- _WHAT THE TASK ASKS_
Continue the Ray Datasets glossary, starting right after its final sentence.

- _SELECTED EXCERPT_
⁂
Ray Datasets Glossary#

Batch format#

The way batches of data are represented.

Set batch_format in methods like Dataset.iter_batches() and Dataset.map_batches() to specify the batch type.

>>> import ray
>>> # Dataset is executed by streaming executor by default, which doesn't
>>> # preserve the order, so we explicitly set it here.
>>> ray.data.context.DatasetContext.get_current().execution_options.preserve_order = True
>>> dataset = ray.data.range_table(10)
>>> next(iter(dataset.iter_batches(batch_format="numpy", batch_size=5)))
{'value': array([0, 1, 2, 3, 4])}
>>> next(iter(dataset.iter_batches(batch_format="pandas", batch_size=5)))
   value
0      0
1      1
2      2
3      3
4      4

To learn more about batch formats, read UDF Input Batch Formats.

Block#

A processing unit of data. A Dataset consists of a collection of blocks.

Under the hood, Datasets partition records into a set of distributed data blocks. This allows Datasets to perform operations in parallel.

Unlike a batch, which is a user-facing object, a block is an internal abstraction.

Block format#

The way blocks are represented.

Blocks are represented as Arrow tables, pandas DataFrames, and Python lists. To determine the block format, call Dataset.dataset_format().

Datasets (library)#

A library for distributed data processing.

Datasets isn’t intended as a replacement for more general data processing systems. Its utility is as the last-mile bridge from ETL pipeline outputs to distributed ML applications and libraries in Ray.

To learn more about Ray Datasets, read Key Concepts.

Dataset (object)#

A class that represents a distributed collection of data.

Dataset exposes methods to read, transform, and consume data at scale.
⁂
- _DATASET EXCERPT_

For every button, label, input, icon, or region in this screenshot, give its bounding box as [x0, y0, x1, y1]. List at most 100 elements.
⁂
- _RESPONSE BELOW_
To learn more about Datasets and the operations they support, read the Datasets API Reference.

Datasource#

A Datasource specifies how to read and write from a variety of external storage and data formats.

Examples of Datasources include ParquetDatasource, ImageDatasource, TFRecordDatasource, CSVDatasource, and MongoDatasource.

To learn more about Datasources, read Creating a Custom Datasource.

Record#

A single data item.

If your dataset is tabular, then records are TableRows. If your dataset is simple, then records are arbitrary Python objects. If your dataset is tensor, then records are NumPy ndarrays.

Schema#

The data type of a dataset.

If your dataset is tabular, then the schema describes the column names and data types. If your dataset is simple, then the schema describes the Python object type. If your dataset is tensor, then the schema describes the per-element tensor shape and data type.

To determine a dataset’s schema, call Dataset.schema().

Simple Dataset#

A Dataset that represents a collection of arbitrary Python objects.

>>> import ray
>>> ray.data.from_items(["spam", "ham", "eggs"])
Dataset(num_blocks=3, num_rows=3, schema=<class 'str'>)
Tensor Dataset#

A Dataset that represents a collection of ndarrays.

Tabular datasets that contain tensor columns aren’t tensor datasets.

>>> import numpy as np
>>> import ray
>>> ray.data.from_numpy(np.zeros((100, 32, 32, 3)))
Dataset(
   num_blocks=1,
   num_rows=100,
   schema={__value__: ArrowTensorType(shape=(32, 32, 3), dtype=double)}
)
Tabular Dataset#

A Dataset that represents columnar data.

>>> import ray
>>> ray.data.read_csv("s3://[email protected]/iris.csv")
Dataset(
   num_blocks=1,
   num_rows=150,
   schema={
      sepal length (cm): double,
      sepal width (cm): double,
      petal length (cm): double,
      petal width (cm): double,
      target: int64
   }
)
User-defined function (UDF)#

A callable that transforms batches or records of data. UDFs let you arbitrarily transform datasets.

Call Dataset.map_batches(), Dataset.map(), or Dataset.flat_map() to apply UDFs.

To learn more about UDFs, read Writing User-Defined Functions.